Friday, October 31, 2008

Global Warming at the Icebox, Part 4

Of all the works in the Global Warming at the Icebox exhibition, Yi Chuan Chen's piece Shower stood out to me as the one in which I desperately wanted to ask the artist, "How did you make it do that?"

Chen's piece consists of a series of innocent looking fluffy white clouds suspended the ceiling in a section of The Gray Area at the Crane Arts Building. Sporadically falling from these clouds are needles (see photo above, by the Graphic Conscience).

In a simple and yet eloquent way, Chen evokes the dangers of acid rain, an issue which was frequently discussed in the 1990's, and despite its lack of press today, remains an ongoing environmental issue. As an artist, I cannot help but wonder how she constructed such delicate looking clouds that periodically drop needles without completely collapsing. It's very impressive, and I believe that the one of the greatest compliments one artist can give another is,"Really, how did you do that?"

A final note: Global Warming at the Icebox has been featured in other press. The Philadelphia Inquirer featured a brief review, visit here to read. Other coverage was provided by Libby Rosof and Roberta Fallon of Artblog, to read their reviews, please visit here and also here.

Sunday, October 26, 2008

Conscience at the New York Art Book Fair

This past weekend was the annual New York Art Book Fair, organized by Printed Matter, held at Phillips de Pury and Company in the Chelsea neighborhood of Manhattan. It was held in association with the Contemporary Artist Books Conference.

The fair had two sections, a more mainstream commercial area taking over most of the gallery, and the "Friendly Fire" section, a curated selection of independent publishing by artists and nonprofit organizations. Browsing the fair, I found most of the books on view similar to the type that Printed Matter sells -- the glossy, offset book, made up either entirely of photographs or overly filled with text. They were books as containers, things to be owned, casually perused, and then put back on the shelf. Very few were created for the purpose of viewer experience.

Events like this have led me to determine that there seems to be two schools of thought on the artist book. There is the non-narrative, book-containers that I saw this weekend, and then there are the forms that are descended from traditional printmaking. This second variety often embraces the narrative, creating through the use of text, image, structure, and sequence a transformation, an experiential arc that engages and carries viewers through the book. It is this second type, once encountered, that is much more engaging. They are much more sensual, and once discovered, the book-container format is disappointing and lackluster in comparison. This was not true of all artists at the fair, such exceptions as Keith Smith, Scott McCarney, Dobbin Books/Robin Ami Silverberg, Purgatory Pie Press, and Visual Studies Workshop proved to be extraordinary examples of the medium.

Additionally, there were several representatives of the new field of art journals such as Cabinet or Parkett, those that take the form of the artist-journal collaboration, a hybrid of mass communication and art. I'm very excited to see this field growing, but due to my typical lack of funds I've never had the opportunity to subscribe. I hope such enterprises continue, and I wish them the best of luck.

:::::

### SHORT PROBLEM A
Present the lines of the records below, starting at the one containing "Patent image size: (637, 445)." and ending at the one containing "The Y axis Y is at (495, 340).", as a Markdown table with the columns Row and Line. Number each line and leave out blank lines.

:::::

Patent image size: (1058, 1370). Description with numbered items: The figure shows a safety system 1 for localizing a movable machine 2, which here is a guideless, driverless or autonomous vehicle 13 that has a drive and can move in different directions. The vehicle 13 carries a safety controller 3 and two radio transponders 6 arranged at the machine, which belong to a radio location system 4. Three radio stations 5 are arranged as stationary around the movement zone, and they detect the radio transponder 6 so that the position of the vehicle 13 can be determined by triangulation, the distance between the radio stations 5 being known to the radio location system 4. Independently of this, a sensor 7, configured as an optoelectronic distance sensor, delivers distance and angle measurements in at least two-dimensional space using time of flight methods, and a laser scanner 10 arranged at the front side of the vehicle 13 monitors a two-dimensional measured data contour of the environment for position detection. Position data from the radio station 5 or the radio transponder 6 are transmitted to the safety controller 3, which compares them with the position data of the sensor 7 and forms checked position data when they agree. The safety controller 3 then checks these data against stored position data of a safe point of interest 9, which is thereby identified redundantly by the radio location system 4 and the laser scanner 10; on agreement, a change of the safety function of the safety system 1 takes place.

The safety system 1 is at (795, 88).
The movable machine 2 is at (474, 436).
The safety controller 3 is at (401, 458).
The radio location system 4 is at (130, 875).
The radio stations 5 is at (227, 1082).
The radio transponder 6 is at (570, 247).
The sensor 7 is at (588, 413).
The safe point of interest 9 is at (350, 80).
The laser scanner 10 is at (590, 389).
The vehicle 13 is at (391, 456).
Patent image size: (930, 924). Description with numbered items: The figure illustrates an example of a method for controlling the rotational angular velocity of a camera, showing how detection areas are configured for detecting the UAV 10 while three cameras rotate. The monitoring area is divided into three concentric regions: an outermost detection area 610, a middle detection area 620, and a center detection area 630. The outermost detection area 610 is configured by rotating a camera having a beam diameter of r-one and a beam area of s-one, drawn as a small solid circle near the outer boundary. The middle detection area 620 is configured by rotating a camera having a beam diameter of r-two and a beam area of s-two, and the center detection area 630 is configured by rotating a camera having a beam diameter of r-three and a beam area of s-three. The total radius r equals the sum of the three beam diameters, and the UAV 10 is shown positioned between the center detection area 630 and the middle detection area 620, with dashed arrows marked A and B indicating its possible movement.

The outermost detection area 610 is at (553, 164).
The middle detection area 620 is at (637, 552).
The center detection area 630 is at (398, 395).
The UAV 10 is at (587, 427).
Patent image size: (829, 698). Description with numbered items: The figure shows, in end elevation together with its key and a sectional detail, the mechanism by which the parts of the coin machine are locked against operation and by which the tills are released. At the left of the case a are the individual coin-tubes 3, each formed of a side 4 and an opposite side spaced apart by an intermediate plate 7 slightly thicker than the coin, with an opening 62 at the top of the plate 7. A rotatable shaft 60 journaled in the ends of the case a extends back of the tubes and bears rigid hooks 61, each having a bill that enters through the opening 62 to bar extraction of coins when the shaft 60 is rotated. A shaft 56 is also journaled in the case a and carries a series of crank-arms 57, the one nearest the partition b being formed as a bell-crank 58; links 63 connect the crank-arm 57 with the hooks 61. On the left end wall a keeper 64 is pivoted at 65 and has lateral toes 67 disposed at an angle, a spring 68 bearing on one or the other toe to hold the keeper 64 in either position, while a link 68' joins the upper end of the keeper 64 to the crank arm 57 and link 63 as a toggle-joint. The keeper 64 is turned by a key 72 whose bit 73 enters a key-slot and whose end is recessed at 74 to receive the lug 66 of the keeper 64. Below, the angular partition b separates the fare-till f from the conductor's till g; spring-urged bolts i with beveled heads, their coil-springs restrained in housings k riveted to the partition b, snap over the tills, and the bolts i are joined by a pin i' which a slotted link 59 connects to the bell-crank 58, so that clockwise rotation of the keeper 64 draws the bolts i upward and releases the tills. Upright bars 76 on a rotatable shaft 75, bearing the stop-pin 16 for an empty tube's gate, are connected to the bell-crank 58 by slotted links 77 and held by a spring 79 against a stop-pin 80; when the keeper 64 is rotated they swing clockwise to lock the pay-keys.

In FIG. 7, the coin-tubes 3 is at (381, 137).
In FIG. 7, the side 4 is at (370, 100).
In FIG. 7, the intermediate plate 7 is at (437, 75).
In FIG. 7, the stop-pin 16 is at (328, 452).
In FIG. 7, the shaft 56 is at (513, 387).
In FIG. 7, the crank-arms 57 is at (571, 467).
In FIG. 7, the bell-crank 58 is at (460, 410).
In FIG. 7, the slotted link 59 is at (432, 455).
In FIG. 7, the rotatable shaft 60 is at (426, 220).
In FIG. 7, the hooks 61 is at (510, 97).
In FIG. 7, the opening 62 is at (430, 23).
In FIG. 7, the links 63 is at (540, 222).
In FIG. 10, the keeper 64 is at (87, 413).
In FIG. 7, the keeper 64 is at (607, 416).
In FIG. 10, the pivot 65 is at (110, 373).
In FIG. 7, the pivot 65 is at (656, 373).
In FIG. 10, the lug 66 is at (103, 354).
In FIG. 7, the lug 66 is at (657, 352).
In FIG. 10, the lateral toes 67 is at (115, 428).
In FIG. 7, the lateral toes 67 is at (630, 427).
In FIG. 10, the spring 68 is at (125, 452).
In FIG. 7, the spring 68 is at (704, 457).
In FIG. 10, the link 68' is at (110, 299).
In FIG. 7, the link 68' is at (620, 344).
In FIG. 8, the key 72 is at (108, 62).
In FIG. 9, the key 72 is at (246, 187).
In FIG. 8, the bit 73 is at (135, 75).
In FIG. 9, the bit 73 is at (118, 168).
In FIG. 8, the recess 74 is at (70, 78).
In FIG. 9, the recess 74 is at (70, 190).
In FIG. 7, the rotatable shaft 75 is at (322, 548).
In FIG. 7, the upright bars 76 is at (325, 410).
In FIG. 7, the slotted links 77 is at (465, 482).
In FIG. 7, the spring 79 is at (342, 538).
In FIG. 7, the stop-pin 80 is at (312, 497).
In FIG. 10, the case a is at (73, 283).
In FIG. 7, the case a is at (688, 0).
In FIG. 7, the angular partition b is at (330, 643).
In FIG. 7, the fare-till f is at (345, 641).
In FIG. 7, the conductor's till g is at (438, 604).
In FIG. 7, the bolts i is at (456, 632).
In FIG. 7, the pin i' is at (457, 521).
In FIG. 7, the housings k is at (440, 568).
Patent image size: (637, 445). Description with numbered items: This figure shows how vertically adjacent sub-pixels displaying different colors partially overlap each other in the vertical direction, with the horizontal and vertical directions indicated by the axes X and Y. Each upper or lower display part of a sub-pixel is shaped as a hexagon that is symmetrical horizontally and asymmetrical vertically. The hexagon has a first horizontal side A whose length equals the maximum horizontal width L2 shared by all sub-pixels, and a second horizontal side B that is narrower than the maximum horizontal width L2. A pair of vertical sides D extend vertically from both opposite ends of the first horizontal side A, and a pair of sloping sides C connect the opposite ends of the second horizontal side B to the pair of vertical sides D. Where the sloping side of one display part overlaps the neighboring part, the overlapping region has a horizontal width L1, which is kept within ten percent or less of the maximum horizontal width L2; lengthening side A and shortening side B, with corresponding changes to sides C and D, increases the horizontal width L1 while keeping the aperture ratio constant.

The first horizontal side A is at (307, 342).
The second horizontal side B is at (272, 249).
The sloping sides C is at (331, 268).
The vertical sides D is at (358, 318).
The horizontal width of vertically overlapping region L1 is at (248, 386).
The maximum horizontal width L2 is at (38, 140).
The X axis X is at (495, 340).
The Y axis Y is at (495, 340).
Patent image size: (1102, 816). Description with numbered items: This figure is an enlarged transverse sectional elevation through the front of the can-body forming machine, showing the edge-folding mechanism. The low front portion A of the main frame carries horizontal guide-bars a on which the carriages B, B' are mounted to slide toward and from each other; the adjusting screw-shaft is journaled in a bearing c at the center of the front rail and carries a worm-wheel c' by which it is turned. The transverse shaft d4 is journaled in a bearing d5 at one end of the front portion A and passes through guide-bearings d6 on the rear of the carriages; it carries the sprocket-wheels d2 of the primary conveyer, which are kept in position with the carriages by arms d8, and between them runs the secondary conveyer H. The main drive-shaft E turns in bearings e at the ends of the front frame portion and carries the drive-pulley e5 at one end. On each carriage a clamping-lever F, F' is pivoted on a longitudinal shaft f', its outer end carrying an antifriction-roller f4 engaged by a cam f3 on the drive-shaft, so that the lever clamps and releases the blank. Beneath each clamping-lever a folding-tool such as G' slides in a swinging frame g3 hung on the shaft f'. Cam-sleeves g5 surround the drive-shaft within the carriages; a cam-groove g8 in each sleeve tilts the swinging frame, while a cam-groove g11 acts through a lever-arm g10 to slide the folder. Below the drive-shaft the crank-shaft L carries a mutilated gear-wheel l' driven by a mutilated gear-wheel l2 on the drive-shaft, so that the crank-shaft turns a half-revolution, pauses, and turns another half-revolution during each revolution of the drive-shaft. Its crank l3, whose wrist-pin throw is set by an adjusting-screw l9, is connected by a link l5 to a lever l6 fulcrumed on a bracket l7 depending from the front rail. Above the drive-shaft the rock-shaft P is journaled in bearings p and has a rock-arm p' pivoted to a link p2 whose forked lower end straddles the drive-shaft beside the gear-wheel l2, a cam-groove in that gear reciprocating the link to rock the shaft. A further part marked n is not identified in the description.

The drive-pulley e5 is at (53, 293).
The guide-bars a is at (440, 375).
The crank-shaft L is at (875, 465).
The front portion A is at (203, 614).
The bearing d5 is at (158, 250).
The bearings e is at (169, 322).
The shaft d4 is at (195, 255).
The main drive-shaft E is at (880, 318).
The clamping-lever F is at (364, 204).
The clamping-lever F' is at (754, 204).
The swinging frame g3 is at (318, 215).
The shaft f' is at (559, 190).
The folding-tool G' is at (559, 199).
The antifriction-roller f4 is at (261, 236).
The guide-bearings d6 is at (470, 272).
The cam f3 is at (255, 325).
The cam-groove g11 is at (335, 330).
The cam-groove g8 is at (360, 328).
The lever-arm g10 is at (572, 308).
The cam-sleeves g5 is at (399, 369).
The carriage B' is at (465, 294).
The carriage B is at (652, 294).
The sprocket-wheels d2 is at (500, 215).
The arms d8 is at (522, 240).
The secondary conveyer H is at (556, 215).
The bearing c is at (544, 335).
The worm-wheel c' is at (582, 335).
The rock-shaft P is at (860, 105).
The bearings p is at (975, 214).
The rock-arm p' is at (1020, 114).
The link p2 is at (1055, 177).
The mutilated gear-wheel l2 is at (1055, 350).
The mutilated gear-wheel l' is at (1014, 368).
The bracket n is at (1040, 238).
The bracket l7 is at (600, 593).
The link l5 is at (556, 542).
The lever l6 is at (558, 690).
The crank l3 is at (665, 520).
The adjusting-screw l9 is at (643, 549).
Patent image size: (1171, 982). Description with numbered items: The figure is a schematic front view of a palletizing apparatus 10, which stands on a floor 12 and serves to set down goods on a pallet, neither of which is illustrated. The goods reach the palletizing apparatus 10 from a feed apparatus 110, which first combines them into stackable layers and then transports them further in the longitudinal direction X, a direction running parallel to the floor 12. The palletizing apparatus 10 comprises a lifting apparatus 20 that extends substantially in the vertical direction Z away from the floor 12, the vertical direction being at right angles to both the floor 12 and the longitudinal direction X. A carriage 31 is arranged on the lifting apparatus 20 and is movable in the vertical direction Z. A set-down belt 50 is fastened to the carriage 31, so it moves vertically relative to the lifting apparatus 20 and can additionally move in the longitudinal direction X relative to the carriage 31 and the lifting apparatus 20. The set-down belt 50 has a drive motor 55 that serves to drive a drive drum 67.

:::::

### SHORT PROBLEM B
From the blog entries above, copy word for word the passage starting at "Events like this" and ending at "of the medium.".

### EXERCISE RESPONSE A
| Row | Line |
|---|---|
| 1 | Patent image size: (637, 445). Description with numbered items: This figure shows how vertically adjacent sub-pixels displaying different colors partially overlap each other in the vertical direction, with the horizontal and vertical directions indicated by the axes X and Y. Each upper or lower display part of a sub-pixel is shaped as a hexagon that is symmetrical horizontally and asymmetrical vertically. The hexagon has a first horizontal side A whose length equals the maximum horizontal width L2 shared by all sub-pixels, and a second horizontal side B that is narrower than the maximum horizontal width L2. A pair of vertical sides D extend vertically from both opposite ends of the first horizontal side A, and a pair of sloping sides C connect the opposite ends of the second horizontal side B to the pair of vertical sides D. Where the sloping side of one display part overlaps the neighboring part, the overlapping region has a horizontal width L1, which is kept within ten percent or less of the maximum horizontal width L2; lengthening side A and shortening side B, with corresponding changes to sides C and D, increases the horizontal width L1 while keeping the aperture ratio constant. |
| 2 | The first horizontal side A is at (307, 342). |
| 3 | The second horizontal side B is at (272, 249). |
| 4 | The sloping sides C is at (331, 268). |
| 5 | The vertical sides D is at (358, 318). |
| 6 | The horizontal width of vertically overlapping region L1 is at (248, 386). |
| 7 | The maximum horizontal width L2 is at (38, 140). |
| 8 | The X axis X is at (495, 340). |
| 9 | The Y axis Y is at (495, 340). |

### EXERCISE RESPONSE B
Events like this have led me to determine that there seems to be two schools of thought on the artist book. There is the non-narrative, book-containers that I saw this weekend, and then there are the forms that are descended from traditional printmaking. This second variety often embraces the narrative, creating through the use of text, image, structure, and sequence a transformation, an experiential arc that engages and carries viewers through the book. It is this second type, once encountered, that is much more engaging. They are much more sensual, and once discovered, the book-container format is disappointing and lackluster in comparison. This was not true of all artists at the fair, such exceptions as Keith Smith, Scott McCarney, Dobbin Books/Robin Ami Silverberg, Purgatory Pie Press, and Visual Studies Workshop proved to be extraordinary examples of the medium.